▶ **Required work**
In the excerpt on the CPI and the Emergency, reproduce the stretch from "Admits CPI veteran" through "Indira Gandhi herself.", substituting "blacklist" for "hit-list".

▶ **Source excerpt**
----

The two remained friends till Gupta’s death in Moscow in 1981. “Indira came to Ajay Bhavan when his body was brought back,” remembers CPI general  secretary Sudhakar Reddy. However, Reddy is defensive about any support that Gupta may have garnered for Indira during the Emergency. S A Dange was the CPI chairman when the party decided to support the Congress. “We apologised to the nation and regretted our mistake. There’s a party resolution to that effect,’’ Reddy adds.

Gupta’s was a legendary open house where many political stalwarts—from Indira Gandhi to Biju Patnaik—walked in and out, taking advice and stitching and unstitching political alliances, remembers Sumit Chakravartty, Editor, Mainstream weekly.

His late father, Nikhil Chakravartty, would later try to get the two Communist Parties reunited during the Emergency. This was when Sanjay Gandhi’s goons were cracking down on both, particularly the CPI(M). The secret meeting took place in Chennai’s Dasaprakash Hotel.

Admits CPI veteran A B Bardhan, “That they (Indira and Gupta) were friends is a known fact. At that time, we were worried about communal flare-up and internal and external disturbances. Within six months, we realised our mistake. Horrible atrocities were being perpetrated. We later withdrew support. In fact, Bhupesh babu was the one who coined the term ‘extra constitutional authority’ for Sanjay Gandhi.”

No sooner had the Emergency been declared, it became evident that Sanjay was the real power centre and his apathy towards the Communists were quite apparent. To the CPI’s horror, despite the support it lent the Congress—which turned out to be unpopular—the party’s top leaders found their names on Sanjay’s hit-list. The list, apparently, was leaked to them by none other than Indira Gandhi herself.

----

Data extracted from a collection
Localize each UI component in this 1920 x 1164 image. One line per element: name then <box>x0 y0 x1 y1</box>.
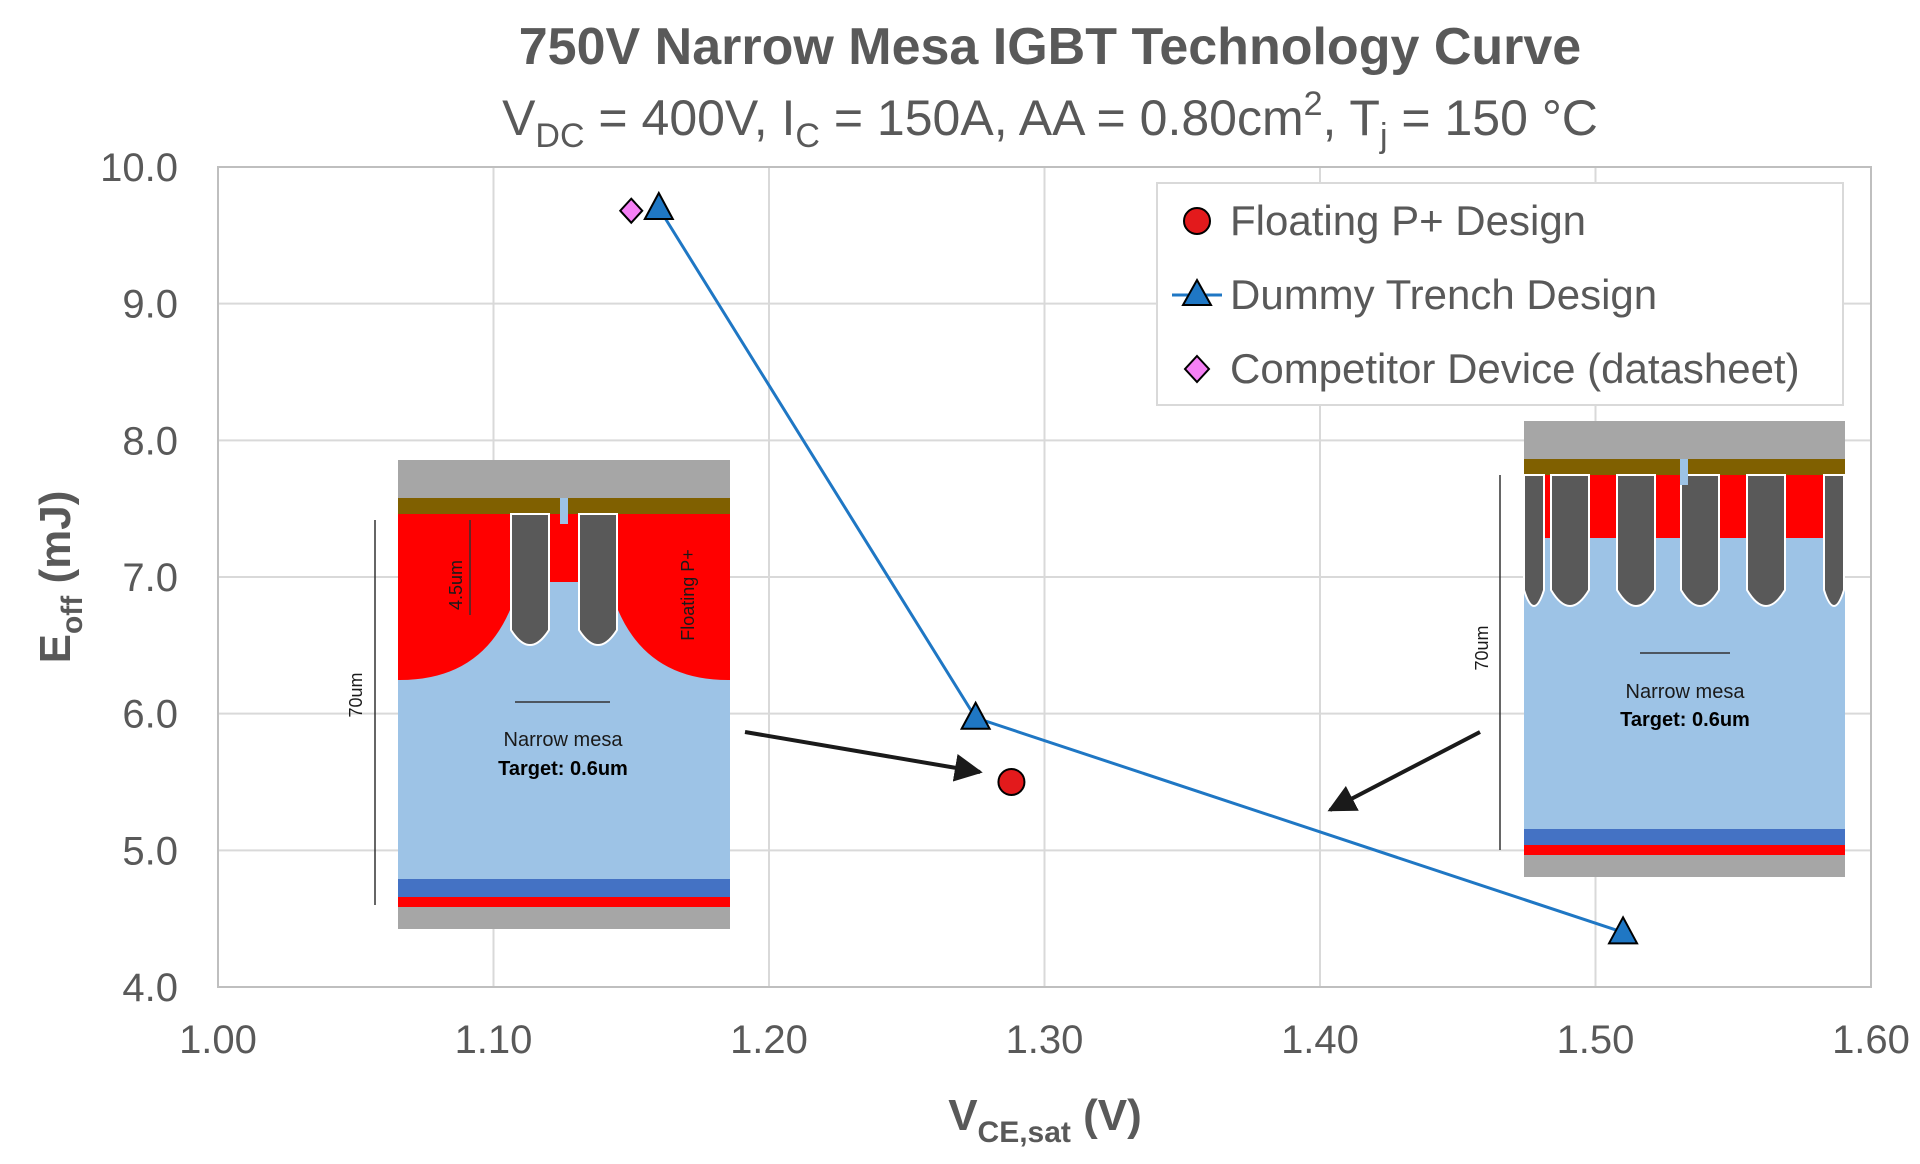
inset-left-metal <box>398 460 730 498</box>
x-tick-label: 1.60 <box>1832 1018 1910 1062</box>
inset-right-trench <box>1680 474 1720 607</box>
inset-right-metal <box>1524 421 1845 459</box>
legend-marker-competitor <box>1183 354 1211 384</box>
inset-left-field-stop <box>398 879 730 897</box>
inset-right-trench <box>1823 474 1845 607</box>
x-tick-labels: 1.00 1.10 1.20 1.30 1.40 1.50 1.60 <box>179 1018 1910 1062</box>
annotation-arrow-right <box>1327 730 1481 812</box>
chart-title: 750V Narrow Mesa IGBT Technology Curve <box>519 18 1581 76</box>
inset-left-trench-right <box>578 513 618 646</box>
data-point-dummy-trench <box>1607 915 1639 945</box>
legend-marker-dummy-trench <box>1181 277 1213 306</box>
legend-label-dummy-trench: Dummy Trench Design <box>1230 271 1657 318</box>
inset-right-trench <box>1550 474 1590 607</box>
inset-right-field-stop <box>1524 829 1845 845</box>
data-point-dummy-trench <box>643 190 675 220</box>
annotation-arrow-left <box>744 730 983 782</box>
legend-label-competitor: Competitor Device (datasheet) <box>1230 345 1800 392</box>
y-tick-label: 9.0 <box>122 283 178 327</box>
inset-left-mesa-label: Narrow mesa <box>504 729 624 751</box>
inset-left-contact <box>560 498 568 524</box>
inset-left-floating-p-left <box>398 514 510 680</box>
inset-left-trench-depth-label: 4.5um <box>446 560 466 610</box>
x-tick-label: 1.40 <box>1281 1018 1359 1062</box>
inset-left-target-label: Target: 0.6um <box>498 758 628 780</box>
series-layer <box>618 190 1639 945</box>
inset-right-trench <box>1523 474 1545 607</box>
inset-left-collector <box>398 897 730 907</box>
floating-p-plus-cross-section: 70um 4.5um Floating P+ Narrow mesa Targe… <box>346 460 730 929</box>
legend-label-floating-p-plus: Floating P+ Design <box>1230 197 1586 244</box>
inset-right-contact <box>1680 459 1688 485</box>
legend-marker-floating-p-plus <box>1183 207 1211 235</box>
y-tick-label: 7.0 <box>122 556 178 600</box>
inset-left-backmetal <box>398 907 730 929</box>
y-axis-label: Eoff (mJ) <box>31 491 89 664</box>
inset-left-floating-p-right <box>618 514 730 680</box>
y-tick-labels: 4.0 5.0 6.0 7.0 8.0 9.0 10.0 <box>100 146 178 1010</box>
x-tick-label: 1.50 <box>1557 1018 1635 1062</box>
y-tick-label: 6.0 <box>122 693 178 737</box>
data-point-dummy-trench <box>959 700 992 730</box>
x-tick-label: 1.00 <box>179 1018 257 1062</box>
inset-left-trench-left <box>510 513 550 646</box>
inset-right-backmetal <box>1524 855 1845 877</box>
chart-subtitle: VDC = 400V, IC = 150A, AA = 0.80cm2, Tj … <box>502 85 1598 155</box>
plot-area-border <box>217 166 1872 988</box>
y-tick-label: 5.0 <box>122 829 178 873</box>
inset-right-mesa-label: Narrow mesa <box>1626 681 1746 703</box>
x-axis-label: VCE,sat (V) <box>948 1091 1142 1149</box>
inset-right-depth-label: 70um <box>1472 625 1492 670</box>
x-tick-label: 1.30 <box>1006 1018 1084 1062</box>
inset-left-region-label: Floating P+ <box>678 549 698 641</box>
inset-right-trench <box>1616 474 1656 607</box>
legend-box <box>1156 182 1844 406</box>
data-point-floating-p-plus <box>997 768 1026 796</box>
inset-left-depth-label: 70um <box>346 672 366 717</box>
y-tick-label: 4.0 <box>122 966 178 1010</box>
inset-right-collector <box>1524 845 1845 855</box>
y-tick-label: 10.0 <box>100 146 178 190</box>
inset-right-trench <box>1746 474 1786 607</box>
dummy-trench-cross-section: 70um Narrow mesa Target: 0.6um <box>1472 421 1845 877</box>
data-point-competitor <box>618 197 644 225</box>
x-tick-label: 1.10 <box>455 1018 533 1062</box>
y-tick-label: 8.0 <box>122 419 178 463</box>
x-tick-label: 1.20 <box>730 1018 808 1062</box>
inset-right-trenches <box>1523 459 1845 607</box>
legend: Floating P+ Design Dummy Trench Design C… <box>1156 182 1844 406</box>
inset-right-target-label: Target: 0.6um <box>1620 709 1750 731</box>
inset-left-mesa-p <box>548 514 580 582</box>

----

▶ **Answer to this task**
Admits CPI veteran A B Bardhan, “That they (Indira and Gupta) were friends is a known fact. At that time, we were worried about communal flare-up and internal and external disturbances. Within six months, we realised our mistake. Horrible atrocities were being perpetrated. We later withdrew support. In fact, Bhupesh babu was the one who coined the term ‘extra constitutional authority’ for Sanjay Gandhi.”

No sooner had the Emergency been declared, it became evident that Sanjay was the real power centre and his apathy towards the Communists were quite apparent. To the CPI’s horror, despite the support it lent the Congress—which turned out to be unpopular—the party’s top leaders found their names on Sanjay’s blacklist. The list, apparently, was leaked to them by none other than Indira Gandhi herself.